Records:
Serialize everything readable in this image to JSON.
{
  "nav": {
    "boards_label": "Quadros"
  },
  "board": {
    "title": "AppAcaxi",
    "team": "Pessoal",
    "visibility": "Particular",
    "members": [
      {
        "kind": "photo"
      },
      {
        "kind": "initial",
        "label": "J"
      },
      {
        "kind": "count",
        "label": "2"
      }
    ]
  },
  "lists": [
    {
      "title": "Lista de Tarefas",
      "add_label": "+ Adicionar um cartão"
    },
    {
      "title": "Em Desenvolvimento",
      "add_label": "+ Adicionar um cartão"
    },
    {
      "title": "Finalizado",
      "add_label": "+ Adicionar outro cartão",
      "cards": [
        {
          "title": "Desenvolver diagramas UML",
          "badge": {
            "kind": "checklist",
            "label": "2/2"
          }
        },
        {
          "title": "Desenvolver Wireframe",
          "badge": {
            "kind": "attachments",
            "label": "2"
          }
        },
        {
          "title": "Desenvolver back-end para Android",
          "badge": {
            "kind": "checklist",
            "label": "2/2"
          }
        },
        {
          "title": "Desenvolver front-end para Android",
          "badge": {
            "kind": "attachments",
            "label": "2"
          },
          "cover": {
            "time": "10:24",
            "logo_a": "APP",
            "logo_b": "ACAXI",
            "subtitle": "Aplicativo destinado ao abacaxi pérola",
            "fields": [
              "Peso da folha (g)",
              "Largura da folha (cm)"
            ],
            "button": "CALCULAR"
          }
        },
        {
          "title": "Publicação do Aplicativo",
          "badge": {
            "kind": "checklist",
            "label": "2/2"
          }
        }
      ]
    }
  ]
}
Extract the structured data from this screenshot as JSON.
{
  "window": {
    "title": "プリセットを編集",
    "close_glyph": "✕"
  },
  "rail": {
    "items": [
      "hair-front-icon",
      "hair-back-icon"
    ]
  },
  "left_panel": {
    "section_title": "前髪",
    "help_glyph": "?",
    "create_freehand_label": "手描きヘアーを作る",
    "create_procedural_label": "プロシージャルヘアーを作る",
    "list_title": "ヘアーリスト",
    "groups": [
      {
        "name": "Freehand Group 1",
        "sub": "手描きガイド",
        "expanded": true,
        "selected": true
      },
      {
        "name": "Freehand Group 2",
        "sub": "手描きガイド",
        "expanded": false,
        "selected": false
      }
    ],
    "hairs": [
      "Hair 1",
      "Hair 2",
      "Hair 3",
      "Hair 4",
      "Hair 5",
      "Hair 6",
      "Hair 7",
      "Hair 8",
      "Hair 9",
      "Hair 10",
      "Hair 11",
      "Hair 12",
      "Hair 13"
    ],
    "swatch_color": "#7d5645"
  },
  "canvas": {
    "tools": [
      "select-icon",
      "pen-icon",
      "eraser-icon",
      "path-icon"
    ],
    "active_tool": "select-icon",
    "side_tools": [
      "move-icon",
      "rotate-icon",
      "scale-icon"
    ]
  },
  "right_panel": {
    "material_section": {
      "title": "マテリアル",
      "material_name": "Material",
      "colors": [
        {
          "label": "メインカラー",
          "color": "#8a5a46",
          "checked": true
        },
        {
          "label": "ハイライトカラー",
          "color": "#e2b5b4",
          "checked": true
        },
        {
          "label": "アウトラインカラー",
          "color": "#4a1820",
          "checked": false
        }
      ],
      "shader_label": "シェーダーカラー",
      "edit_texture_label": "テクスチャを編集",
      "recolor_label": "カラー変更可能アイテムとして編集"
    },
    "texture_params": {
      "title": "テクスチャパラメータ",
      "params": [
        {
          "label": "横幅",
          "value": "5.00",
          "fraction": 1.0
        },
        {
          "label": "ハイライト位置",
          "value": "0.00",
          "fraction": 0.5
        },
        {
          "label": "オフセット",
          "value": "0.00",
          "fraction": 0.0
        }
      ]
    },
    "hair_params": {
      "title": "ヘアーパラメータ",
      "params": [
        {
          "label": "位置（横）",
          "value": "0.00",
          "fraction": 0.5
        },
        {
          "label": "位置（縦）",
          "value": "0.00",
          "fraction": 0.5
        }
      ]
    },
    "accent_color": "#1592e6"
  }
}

▶ [Aim]:
Above are some records. Print them all exactly.

▶ [Correct result]:
Serialize everything readable in this image to JSON.
{
  "nav": {
    "boards_label": "Quadros"
  },
  "board": {
    "title": "AppAcaxi",
    "team": "Pessoal",
    "visibility": "Particular",
    "members": [
      {
        "kind": "photo"
      },
      {
        "kind": "initial",
        "label": "J"
      },
      {
        "kind": "count",
        "label": "2"
      }
    ]
  },
  "lists": [
    {
      "title": "Lista de Tarefas",
      "add_label": "+ Adicionar um cartão"
    },
    {
      "title": "Em Desenvolvimento",
      "add_label": "+ Adicionar um cartão"
    },
    {
      "title": "Finalizado",
      "add_label": "+ Adicionar outro cartão",
      "cards": [
        {
          "title": "Desenvolver diagramas UML",
          "badge": {
            "kind": "checklist",
            "label": "2/2"
          }
        },
        {
          "title": "Desenvolver Wireframe",
          "badge": {
            "kind": "attachments",
            "label": "2"
          }
        },
        {
          "title": "Desenvolver back-end para Android",
          "badge": {
            "kind": "checklist",
            "label": "2/2"
          }
        },
        {
          "title": "Desenvolver front-end para Android",
          "badge": {
            "kind": "attachments",
            "label": "2"
          },
          "cover": {
            "time": "10:24",
            "logo_a": "APP",
            "logo_b": "ACAXI",
            "subtitle": "Aplicativo destinado ao abacaxi pérola",
            "fields": [
              "Peso da folha (g)",
              "Largura da folha (cm)"
            ],
            "button": "CALCULAR"
          }
        },
        {
          "title": "Publicação do Aplicativo",
          "badge": {
            "kind": "checklist",
            "label": "2/2"
          }
        }
      ]
    }
  ]
}
Extract the structured data from this screenshot as JSON.
{
  "window": {
    "title": "プリセットを編集",
    "close_glyph": "✕"
  },
  "rail": {
    "items": [
      "hair-front-icon",
      "hair-back-icon"
    ]
  },
  "left_panel": {
    "section_title": "前髪",
    "help_glyph": "?",
    "create_freehand_label": "手描きヘアーを作る",
    "create_procedural_label": "プロシージャルヘアーを作る",
    "list_title": "ヘアーリスト",
    "groups": [
      {
        "name": "Freehand Group 1",
        "sub": "手描きガイド",
        "expanded": true,
        "selected": true
      },
      {
        "name": "Freehand Group 2",
        "sub": "手描きガイド",
        "expanded": false,
        "selected": false
      }
    ],
    "hairs": [
      "Hair 1",
      "Hair 2",
      "Hair 3",
      "Hair 4",
      "Hair 5",
      "Hair 6",
      "Hair 7",
      "Hair 8",
      "Hair 9",
      "Hair 10",
      "Hair 11",
      "Hair 12",
      "Hair 13"
    ],
    "swatch_color": "#7d5645"
  },
  "canvas": {
    "tools": [
      "select-icon",
      "pen-icon",
      "eraser-icon",
      "path-icon"
    ],
    "active_tool": "select-icon",
    "side_tools": [
      "move-icon",
      "rotate-icon",
      "scale-icon"
    ]
  },
  "right_panel": {
    "material_section": {
      "title": "マテリアル",
      "material_name": "Material",
      "colors": [
        {
          "label": "メインカラー",
          "color": "#8a5a46",
          "checked": true
        },
        {
          "label": "ハイライトカラー",
          "color": "#e2b5b4",
          "checked": true
        },
        {
          "label": "アウトラインカラー",
          "color": "#4a1820",
          "checked": false
        }
      ],
      "shader_label": "シェーダーカラー",
      "edit_texture_label": "テクスチャを編集",
      "recolor_label": "カラー変更可能アイテムとして編集"
    },
    "texture_params": {
      "title": "テクスチャパラメータ",
      "params": [
        {
          "label": "横幅",
          "value": "5.00",
          "fraction": 1.0
        },
        {
          "label": "ハイライト位置",
          "value": "0.00",
          "fraction": 0.5
        },
        {
          "label": "オフセット",
          "value": "0.00",
          "fraction": 0.0
        }
      ]
    },
    "hair_params": {
      "title": "ヘアーパラメータ",
      "params": [
        {
          "label": "位置（横）",
          "value": "0.00",
          "fraction": 0.5
        },
        {
          "label": "位置（縦）",
          "value": "0.00",
          "fraction": 0.5
        }
      ]
    },
    "accent_color": "#1592e6"
  }
}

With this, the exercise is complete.